Stored data entries

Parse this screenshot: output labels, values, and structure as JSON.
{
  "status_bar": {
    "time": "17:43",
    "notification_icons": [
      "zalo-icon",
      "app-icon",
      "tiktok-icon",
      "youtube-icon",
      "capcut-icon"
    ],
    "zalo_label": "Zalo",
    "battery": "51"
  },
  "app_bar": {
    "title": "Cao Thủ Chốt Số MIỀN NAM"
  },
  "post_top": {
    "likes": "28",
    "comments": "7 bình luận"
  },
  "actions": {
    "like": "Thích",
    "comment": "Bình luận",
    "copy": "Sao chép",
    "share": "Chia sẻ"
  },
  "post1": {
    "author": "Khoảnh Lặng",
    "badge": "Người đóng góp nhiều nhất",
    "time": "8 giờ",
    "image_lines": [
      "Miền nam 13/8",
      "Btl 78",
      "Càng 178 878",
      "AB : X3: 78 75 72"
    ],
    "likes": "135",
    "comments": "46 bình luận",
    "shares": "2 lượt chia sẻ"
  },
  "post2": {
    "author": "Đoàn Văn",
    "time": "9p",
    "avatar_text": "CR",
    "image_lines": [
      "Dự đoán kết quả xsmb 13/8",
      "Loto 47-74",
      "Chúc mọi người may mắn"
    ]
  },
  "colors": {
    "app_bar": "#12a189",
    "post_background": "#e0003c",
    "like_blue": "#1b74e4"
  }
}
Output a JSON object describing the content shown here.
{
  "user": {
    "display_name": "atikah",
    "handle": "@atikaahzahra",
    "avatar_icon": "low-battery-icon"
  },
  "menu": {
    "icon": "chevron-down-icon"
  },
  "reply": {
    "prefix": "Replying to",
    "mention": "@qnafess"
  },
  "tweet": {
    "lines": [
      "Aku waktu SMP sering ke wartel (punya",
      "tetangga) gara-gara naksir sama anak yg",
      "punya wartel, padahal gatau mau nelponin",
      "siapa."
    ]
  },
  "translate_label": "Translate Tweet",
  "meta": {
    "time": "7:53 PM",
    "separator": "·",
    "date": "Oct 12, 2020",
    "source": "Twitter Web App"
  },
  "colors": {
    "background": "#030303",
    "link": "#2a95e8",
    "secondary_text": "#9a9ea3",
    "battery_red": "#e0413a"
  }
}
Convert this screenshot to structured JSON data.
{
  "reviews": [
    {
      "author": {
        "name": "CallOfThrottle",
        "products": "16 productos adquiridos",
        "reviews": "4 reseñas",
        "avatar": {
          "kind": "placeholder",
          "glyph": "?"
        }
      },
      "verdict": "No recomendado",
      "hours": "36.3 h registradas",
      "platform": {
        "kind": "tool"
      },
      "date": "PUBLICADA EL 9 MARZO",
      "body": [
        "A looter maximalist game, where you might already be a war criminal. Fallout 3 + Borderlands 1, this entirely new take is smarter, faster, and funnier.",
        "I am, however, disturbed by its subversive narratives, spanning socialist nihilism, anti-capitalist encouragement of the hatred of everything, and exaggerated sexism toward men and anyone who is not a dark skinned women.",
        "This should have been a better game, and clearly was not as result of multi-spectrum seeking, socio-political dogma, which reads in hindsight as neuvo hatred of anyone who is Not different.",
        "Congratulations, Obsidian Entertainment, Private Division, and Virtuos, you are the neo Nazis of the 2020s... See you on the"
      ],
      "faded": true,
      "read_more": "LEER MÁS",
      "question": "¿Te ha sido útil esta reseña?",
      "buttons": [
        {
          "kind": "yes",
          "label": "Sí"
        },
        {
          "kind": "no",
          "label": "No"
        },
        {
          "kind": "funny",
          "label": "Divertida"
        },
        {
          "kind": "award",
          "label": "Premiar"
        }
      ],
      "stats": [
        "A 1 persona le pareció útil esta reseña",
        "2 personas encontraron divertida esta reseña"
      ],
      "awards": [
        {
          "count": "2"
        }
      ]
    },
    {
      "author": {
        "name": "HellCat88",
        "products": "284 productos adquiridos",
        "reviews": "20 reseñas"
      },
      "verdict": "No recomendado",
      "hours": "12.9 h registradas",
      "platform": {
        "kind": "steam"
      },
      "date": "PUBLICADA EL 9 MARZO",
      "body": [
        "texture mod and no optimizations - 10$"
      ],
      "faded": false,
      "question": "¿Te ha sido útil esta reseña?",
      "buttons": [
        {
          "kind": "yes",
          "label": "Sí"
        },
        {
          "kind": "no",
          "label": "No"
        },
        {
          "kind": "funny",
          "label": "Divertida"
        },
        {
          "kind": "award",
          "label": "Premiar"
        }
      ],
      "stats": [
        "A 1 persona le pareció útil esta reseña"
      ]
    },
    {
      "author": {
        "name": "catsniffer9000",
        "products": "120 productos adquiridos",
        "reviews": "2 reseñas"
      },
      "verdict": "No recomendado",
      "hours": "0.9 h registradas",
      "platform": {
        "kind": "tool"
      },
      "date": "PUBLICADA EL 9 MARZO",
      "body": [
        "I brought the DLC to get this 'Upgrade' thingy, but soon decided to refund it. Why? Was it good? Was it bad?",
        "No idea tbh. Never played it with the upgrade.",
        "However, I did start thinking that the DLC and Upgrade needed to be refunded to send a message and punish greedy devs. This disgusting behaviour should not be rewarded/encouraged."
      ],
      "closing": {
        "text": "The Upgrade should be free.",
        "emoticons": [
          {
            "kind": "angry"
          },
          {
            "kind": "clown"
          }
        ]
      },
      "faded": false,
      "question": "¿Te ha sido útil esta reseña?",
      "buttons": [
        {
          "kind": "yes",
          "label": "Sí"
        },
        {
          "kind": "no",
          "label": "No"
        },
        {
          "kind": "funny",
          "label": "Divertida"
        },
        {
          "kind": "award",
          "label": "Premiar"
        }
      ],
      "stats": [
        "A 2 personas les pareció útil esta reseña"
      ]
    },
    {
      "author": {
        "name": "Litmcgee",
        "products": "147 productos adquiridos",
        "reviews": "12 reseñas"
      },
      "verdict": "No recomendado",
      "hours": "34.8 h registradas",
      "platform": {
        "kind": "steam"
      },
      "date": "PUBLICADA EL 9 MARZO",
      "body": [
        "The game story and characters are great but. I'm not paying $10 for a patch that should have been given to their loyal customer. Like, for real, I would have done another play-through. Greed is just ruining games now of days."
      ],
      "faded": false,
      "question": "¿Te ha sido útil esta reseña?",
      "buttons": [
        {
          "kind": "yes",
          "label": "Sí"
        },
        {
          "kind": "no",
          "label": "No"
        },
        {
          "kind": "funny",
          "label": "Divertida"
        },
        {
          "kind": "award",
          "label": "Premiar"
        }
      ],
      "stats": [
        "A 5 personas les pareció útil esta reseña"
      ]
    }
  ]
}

Objective »
Print all of the entries again, exactly as written.

Full response »
Parse this screenshot: output labels, values, and structure as JSON.
{
  "status_bar": {
    "time": "17:43",
    "notification_icons": [
      "zalo-icon",
      "app-icon",
      "tiktok-icon",
      "youtube-icon",
      "capcut-icon"
    ],
    "zalo_label": "Zalo",
    "battery": "51"
  },
  "app_bar": {
    "title": "Cao Thủ Chốt Số MIỀN NAM"
  },
  "post_top": {
    "likes": "28",
    "comments": "7 bình luận"
  },
  "actions": {
    "like": "Thích",
    "comment": "Bình luận",
    "copy": "Sao chép",
    "share": "Chia sẻ"
  },
  "post1": {
    "author": "Khoảnh Lặng",
    "badge": "Người đóng góp nhiều nhất",
    "time": "8 giờ",
    "image_lines": [
      "Miền nam 13/8",
      "Btl 78",
      "Càng 178 878",
      "AB : X3: 78 75 72"
    ],
    "likes": "135",
    "comments": "46 bình luận",
    "shares": "2 lượt chia sẻ"
  },
  "post2": {
    "author": "Đoàn Văn",
    "time": "9p",
    "avatar_text": "CR",
    "image_lines": [
      "Dự đoán kết quả xsmb 13/8",
      "Loto 47-74",
      "Chúc mọi người may mắn"
    ]
  },
  "colors": {
    "app_bar": "#12a189",
    "post_background": "#e0003c",
    "like_blue": "#1b74e4"
  }
}
Output a JSON object describing the content shown here.
{
  "user": {
    "display_name": "atikah",
    "handle": "@atikaahzahra",
    "avatar_icon": "low-battery-icon"
  },
  "menu": {
    "icon": "chevron-down-icon"
  },
  "reply": {
    "prefix": "Replying to",
    "mention": "@qnafess"
  },
  "tweet": {
    "lines": [
      "Aku waktu SMP sering ke wartel (punya",
      "tetangga) gara-gara naksir sama anak yg",
      "punya wartel, padahal gatau mau nelponin",
      "siapa."
    ]
  },
  "translate_label": "Translate Tweet",
  "meta": {
    "time": "7:53 PM",
    "separator": "·",
    "date": "Oct 12, 2020",
    "source": "Twitter Web App"
  },
  "colors": {
    "background": "#030303",
    "link": "#2a95e8",
    "secondary_text": "#9a9ea3",
    "battery_red": "#e0413a"
  }
}
Convert this screenshot to structured JSON data.
{
  "reviews": [
    {
      "author": {
        "name": "CallOfThrottle",
        "products": "16 productos adquiridos",
        "reviews": "4 reseñas",
        "avatar": {
          "kind": "placeholder",
          "glyph": "?"
        }
      },
      "verdict": "No recomendado",
      "hours": "36.3 h registradas",
      "platform": {
        "kind": "tool"
      },
      "date": "PUBLICADA EL 9 MARZO",
      "body": [
        "A looter maximalist game, where you might already be a war criminal. Fallout 3 + Borderlands 1, this entirely new take is smarter, faster, and funnier.",
        "I am, however, disturbed by its subversive narratives, spanning socialist nihilism, anti-capitalist encouragement of the hatred of everything, and exaggerated sexism toward men and anyone who is not a dark skinned women.",
        "This should have been a better game, and clearly was not as result of multi-spectrum seeking, socio-political dogma, which reads in hindsight as neuvo hatred of anyone who is Not different.",
        "Congratulations, Obsidian Entertainment, Private Division, and Virtuos, you are the neo Nazis of the 2020s... See you on the"
      ],
      "faded": true,
      "read_more": "LEER MÁS",
      "question": "¿Te ha sido útil esta reseña?",
      "buttons": [
        {
          "kind": "yes",
          "label": "Sí"
        },
        {
          "kind": "no",
          "label": "No"
        },
        {
          "kind": "funny",
          "label": "Divertida"
        },
        {
          "kind": "award",
          "label": "Premiar"
        }
      ],
      "stats": [
        "A 1 persona le pareció útil esta reseña",
        "2 personas encontraron divertida esta reseña"
      ],
      "awards": [
        {
          "count": "2"
        }
      ]
    },
    {
      "author": {
        "name": "HellCat88",
        "products": "284 productos adquiridos",
        "reviews": "20 reseñas"
      },
      "verdict": "No recomendado",
      "hours": "12.9 h registradas",
      "platform": {
        "kind": "steam"
      },
      "date": "PUBLICADA EL 9 MARZO",
      "body": [
        "texture mod and no optimizations - 10$"
      ],
      "faded": false,
      "question": "¿Te ha sido útil esta reseña?",
      "buttons": [
        {
          "kind": "yes",
          "label": "Sí"
        },
        {
          "kind": "no",
          "label": "No"
        },
        {
          "kind": "funny",
          "label": "Divertida"
        },
        {
          "kind": "award",
          "label": "Premiar"
        }
      ],
      "stats": [
        "A 1 persona le pareció útil esta reseña"
      ]
    },
    {
      "author": {
        "name": "catsniffer9000",
        "products": "120 productos adquiridos",
        "reviews": "2 reseñas"
      },
      "verdict": "No recomendado",
      "hours": "0.9 h registradas",
      "platform": {
        "kind": "tool"
      },
      "date": "PUBLICADA EL 9 MARZO",
      "body": [
        "I brought the DLC to get this 'Upgrade' thingy, but soon decided to refund it. Why? Was it good? Was it bad?",
        "No idea tbh. Never played it with the upgrade.",
        "However, I did start thinking that the DLC and Upgrade needed to be refunded to send a message and punish greedy devs. This disgusting behaviour should not be rewarded/encouraged."
      ],
      "closing": {
        "text": "The Upgrade should be free.",
        "emoticons": [
          {
            "kind": "angry"
          },
          {
            "kind": "clown"
          }
        ]
      },
      "faded": false,
      "question": "¿Te ha sido útil esta reseña?",
      "buttons": [
        {
          "kind": "yes",
          "label": "Sí"
        },
        {
          "kind": "no",
          "label": "No"
        },
        {
          "kind": "funny",
          "label": "Divertida"
        },
        {
          "kind": "award",
          "label": "Premiar"
        }
      ],
      "stats": [
        "A 2 personas les pareció útil esta reseña"
      ]
    },
    {
      "author": {
        "name": "Litmcgee",
        "products": "147 productos adquiridos",
        "reviews": "12 reseñas"
      },
      "verdict": "No recomendado",
      "hours": "34.8 h registradas",
      "platform": {
        "kind": "steam"
      },
      "date": "PUBLICADA EL 9 MARZO",
      "body": [
        "The game story and characters are great but. I'm not paying $10 for a patch that should have been given to their loyal customer. Like, for real, I would have done another play-through. Greed is just ruining games now of days."
      ],
      "faded": false,
      "question": "¿Te ha sido útil esta reseña?",
      "buttons": [
        {
          "kind": "yes",
          "label": "Sí"
        },
        {
          "kind": "no",
          "label": "No"
        },
        {
          "kind": "funny",
          "label": "Divertida"
        },
        {
          "kind": "award",
          "label": "Premiar"
        }
      ],
      "stats": [
        "A 5 personas les pareció útil esta reseña"
      ]
    }
  ]
}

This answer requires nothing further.